===== Provided data =====
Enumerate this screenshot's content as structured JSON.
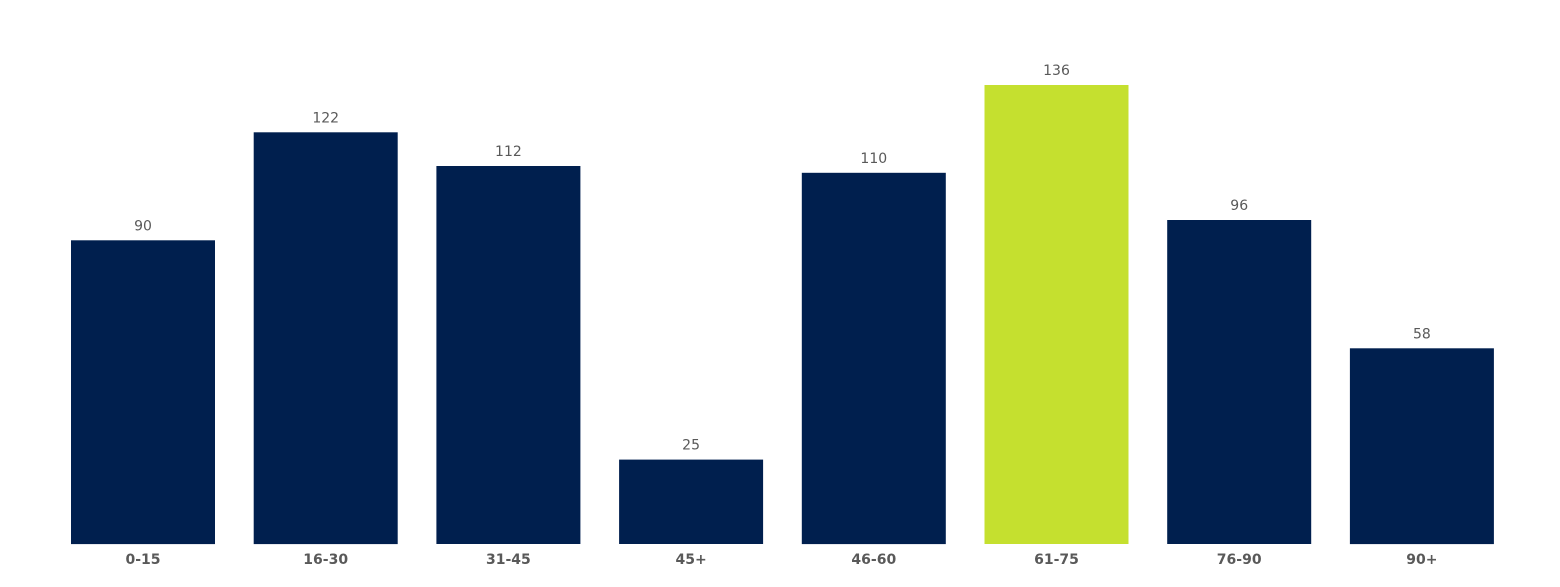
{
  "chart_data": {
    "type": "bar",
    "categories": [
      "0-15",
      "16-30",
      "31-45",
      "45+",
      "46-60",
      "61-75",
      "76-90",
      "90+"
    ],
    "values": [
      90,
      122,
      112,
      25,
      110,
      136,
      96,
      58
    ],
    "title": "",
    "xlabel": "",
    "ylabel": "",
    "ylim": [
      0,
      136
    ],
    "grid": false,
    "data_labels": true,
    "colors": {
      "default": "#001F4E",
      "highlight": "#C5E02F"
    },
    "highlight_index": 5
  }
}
=====
** Problem to solve **
Using the records above, output their complete text exactly, minus any images.

** Exercise response **
Enumerate this screenshot's content as structured JSON.
{
  "chart_data": {
    "type": "bar",
    "categories": [
      "0-15",
      "16-30",
      "31-45",
      "45+",
      "46-60",
      "61-75",
      "76-90",
      "90+"
    ],
    "values": [
      90,
      122,
      112,
      25,
      110,
      136,
      96,
      58
    ],
    "title": "",
    "xlabel": "",
    "ylabel": "",
    "ylim": [
      0,
      136
    ],
    "grid": false,
    "data_labels": true,
    "colors": {
      "default": "#001F4E",
      "highlight": "#C5E02F"
    },
    "highlight_index": 5
  }
}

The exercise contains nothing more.